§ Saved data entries
◆ ◆ ◆ ◆ ◆ ◆ ◆

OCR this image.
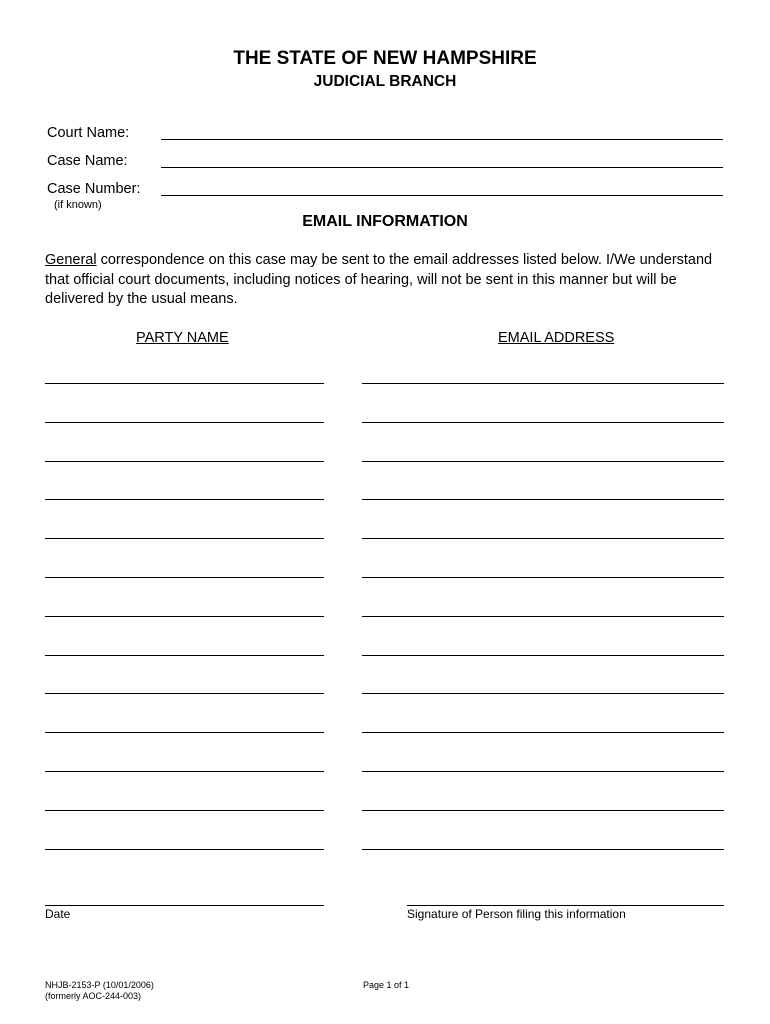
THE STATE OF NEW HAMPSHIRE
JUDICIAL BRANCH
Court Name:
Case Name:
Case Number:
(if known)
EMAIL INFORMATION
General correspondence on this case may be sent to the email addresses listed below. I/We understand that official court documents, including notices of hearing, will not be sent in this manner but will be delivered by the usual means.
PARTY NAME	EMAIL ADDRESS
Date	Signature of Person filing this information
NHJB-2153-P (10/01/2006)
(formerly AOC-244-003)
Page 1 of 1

◆ ◆ ◆ ◆ ◆ ◆ ◆

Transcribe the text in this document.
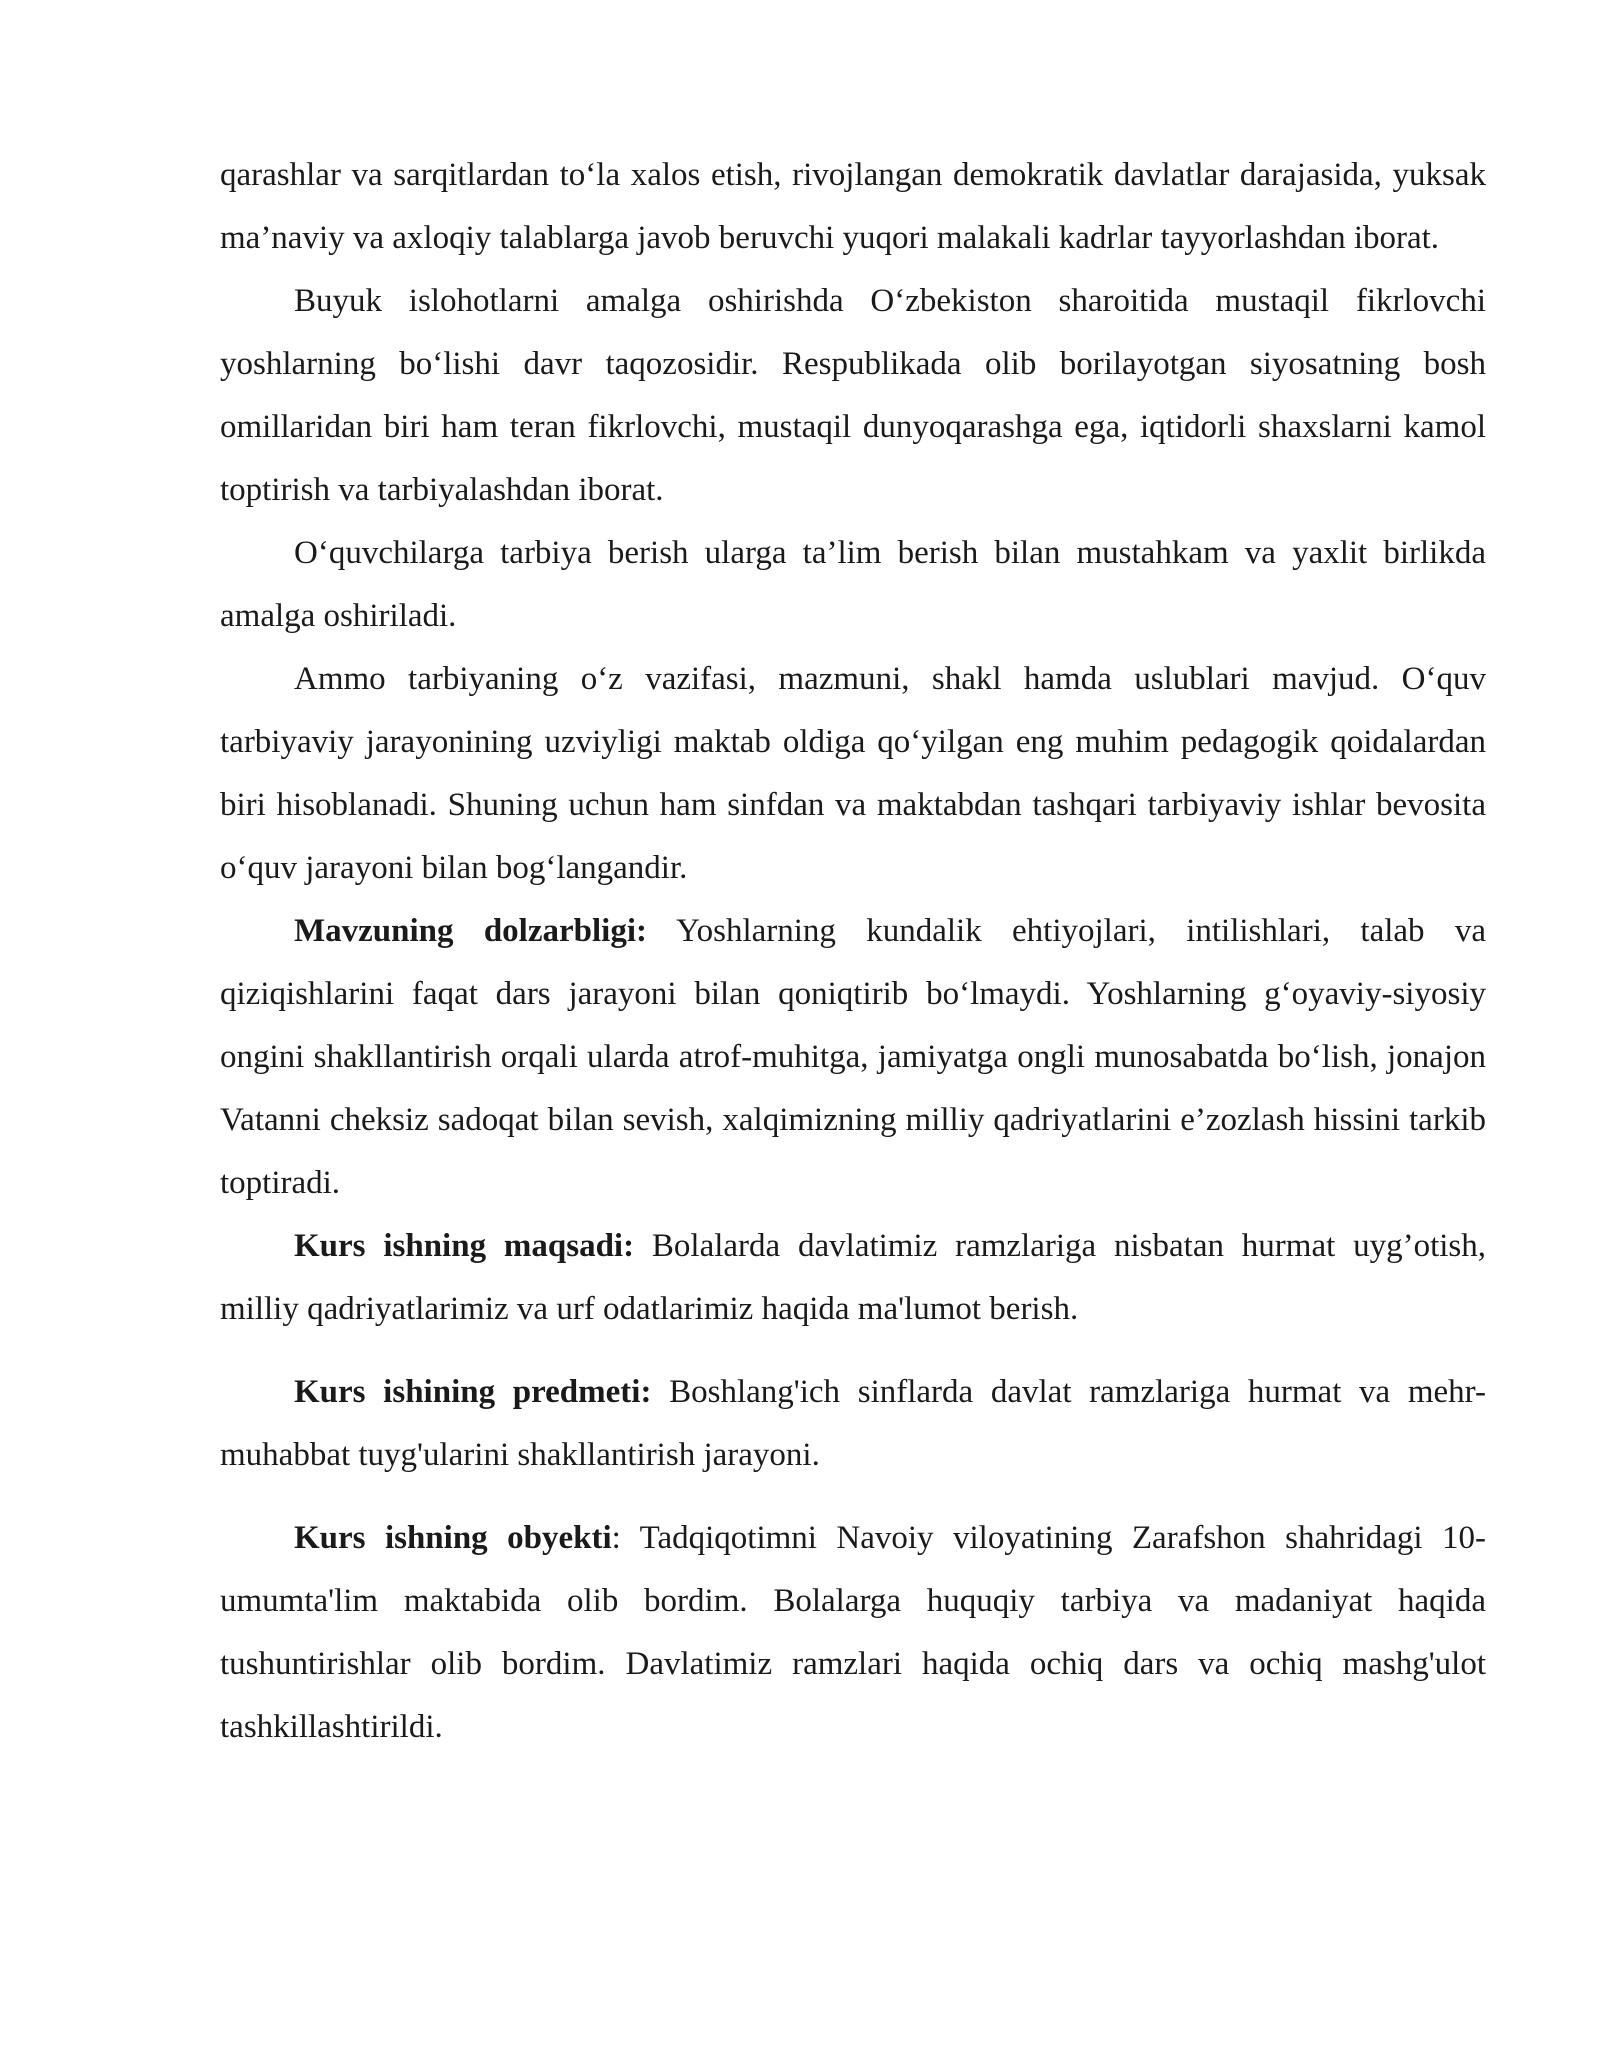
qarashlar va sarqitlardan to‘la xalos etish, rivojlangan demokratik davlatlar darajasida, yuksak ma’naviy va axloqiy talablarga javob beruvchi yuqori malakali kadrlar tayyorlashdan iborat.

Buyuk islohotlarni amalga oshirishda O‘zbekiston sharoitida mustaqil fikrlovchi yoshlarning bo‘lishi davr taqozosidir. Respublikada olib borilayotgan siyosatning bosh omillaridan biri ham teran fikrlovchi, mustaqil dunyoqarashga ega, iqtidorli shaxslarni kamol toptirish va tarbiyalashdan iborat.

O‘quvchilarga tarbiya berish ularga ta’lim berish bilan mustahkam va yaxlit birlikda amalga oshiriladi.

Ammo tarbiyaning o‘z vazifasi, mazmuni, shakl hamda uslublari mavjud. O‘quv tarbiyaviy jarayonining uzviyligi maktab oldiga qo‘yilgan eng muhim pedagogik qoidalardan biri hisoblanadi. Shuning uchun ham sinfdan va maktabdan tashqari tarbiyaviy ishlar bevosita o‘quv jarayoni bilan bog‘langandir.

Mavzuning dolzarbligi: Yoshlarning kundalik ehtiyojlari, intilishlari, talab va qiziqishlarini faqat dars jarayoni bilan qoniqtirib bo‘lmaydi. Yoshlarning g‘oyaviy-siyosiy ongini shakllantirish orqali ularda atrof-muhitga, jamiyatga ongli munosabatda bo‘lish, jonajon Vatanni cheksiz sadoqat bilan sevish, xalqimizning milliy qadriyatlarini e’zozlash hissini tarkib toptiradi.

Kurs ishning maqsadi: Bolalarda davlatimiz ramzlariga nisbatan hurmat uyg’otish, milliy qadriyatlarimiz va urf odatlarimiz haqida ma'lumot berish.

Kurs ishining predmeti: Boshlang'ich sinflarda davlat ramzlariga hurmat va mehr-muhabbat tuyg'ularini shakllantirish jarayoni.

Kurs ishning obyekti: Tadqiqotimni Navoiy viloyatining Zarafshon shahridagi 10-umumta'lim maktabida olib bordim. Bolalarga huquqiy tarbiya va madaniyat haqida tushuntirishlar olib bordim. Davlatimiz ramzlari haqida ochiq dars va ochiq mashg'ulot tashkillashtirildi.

◆ ◆ ◆ ◆ ◆ ◆ ◆

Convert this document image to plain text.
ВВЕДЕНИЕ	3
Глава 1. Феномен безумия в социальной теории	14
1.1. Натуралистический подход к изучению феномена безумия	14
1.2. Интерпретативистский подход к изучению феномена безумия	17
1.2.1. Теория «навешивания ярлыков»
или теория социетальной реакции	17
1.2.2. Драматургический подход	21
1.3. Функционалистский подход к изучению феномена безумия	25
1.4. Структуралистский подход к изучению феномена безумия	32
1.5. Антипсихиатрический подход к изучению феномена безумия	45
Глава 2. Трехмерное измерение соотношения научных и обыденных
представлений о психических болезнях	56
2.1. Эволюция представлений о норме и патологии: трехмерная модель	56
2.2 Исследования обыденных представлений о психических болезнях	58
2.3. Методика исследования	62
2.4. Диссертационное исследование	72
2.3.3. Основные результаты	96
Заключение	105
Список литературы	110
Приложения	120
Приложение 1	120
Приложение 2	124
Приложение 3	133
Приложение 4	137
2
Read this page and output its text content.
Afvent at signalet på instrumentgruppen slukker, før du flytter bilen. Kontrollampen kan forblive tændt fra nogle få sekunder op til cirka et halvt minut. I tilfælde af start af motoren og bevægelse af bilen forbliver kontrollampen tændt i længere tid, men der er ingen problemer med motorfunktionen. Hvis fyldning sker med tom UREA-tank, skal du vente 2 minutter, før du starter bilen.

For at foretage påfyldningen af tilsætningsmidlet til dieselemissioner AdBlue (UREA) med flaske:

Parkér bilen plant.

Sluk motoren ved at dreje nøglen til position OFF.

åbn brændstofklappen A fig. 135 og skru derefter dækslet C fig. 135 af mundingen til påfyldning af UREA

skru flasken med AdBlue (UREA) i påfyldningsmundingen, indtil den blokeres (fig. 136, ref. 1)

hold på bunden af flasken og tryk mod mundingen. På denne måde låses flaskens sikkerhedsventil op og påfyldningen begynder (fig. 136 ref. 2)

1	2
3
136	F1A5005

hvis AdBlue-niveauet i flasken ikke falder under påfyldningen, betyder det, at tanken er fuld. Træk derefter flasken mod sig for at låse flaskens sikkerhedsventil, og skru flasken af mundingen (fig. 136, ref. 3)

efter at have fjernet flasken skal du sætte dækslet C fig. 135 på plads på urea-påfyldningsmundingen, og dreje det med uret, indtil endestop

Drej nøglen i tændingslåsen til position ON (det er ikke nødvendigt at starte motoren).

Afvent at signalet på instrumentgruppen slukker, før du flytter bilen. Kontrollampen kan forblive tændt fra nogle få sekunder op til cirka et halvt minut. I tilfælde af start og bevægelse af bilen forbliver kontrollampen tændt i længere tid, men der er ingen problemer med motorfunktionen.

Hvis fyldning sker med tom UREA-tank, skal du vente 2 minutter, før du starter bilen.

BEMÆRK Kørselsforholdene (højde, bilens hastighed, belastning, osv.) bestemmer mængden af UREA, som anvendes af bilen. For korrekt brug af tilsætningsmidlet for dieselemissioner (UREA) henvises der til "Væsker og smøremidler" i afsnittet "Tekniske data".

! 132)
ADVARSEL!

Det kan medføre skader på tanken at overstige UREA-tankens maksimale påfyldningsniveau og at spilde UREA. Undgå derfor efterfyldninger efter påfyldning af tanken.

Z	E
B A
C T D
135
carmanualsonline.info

◆ ◆ ◆ ◆ ◆ ◆ ◆

§ Required task
Find all lines where the word "bevægelse" appears. Copy them.

§ Written solution
Afvent at signalet på instrumentgruppen slukker, før du flytter bilen. Kontrollampen kan forblive tændt fra nogle få sekunder op til cirka et halvt minut. I tilfælde af start af motoren og bevægelse af bilen forbliver kontrollampen tændt i længere tid, men der er ingen problemer med motorfunktionen. Hvis fyldning sker med tom UREA-tank, skal du vente 2 minutter, før du starter bilen.
Afvent at signalet på instrumentgruppen slukker, før du flytter bilen. Kontrollampen kan forblive tændt fra nogle få sekunder op til cirka et halvt minut. I tilfælde af start og bevægelse af bilen forbliver kontrollampen tændt i længere tid, men der er ingen problemer med motorfunktionen.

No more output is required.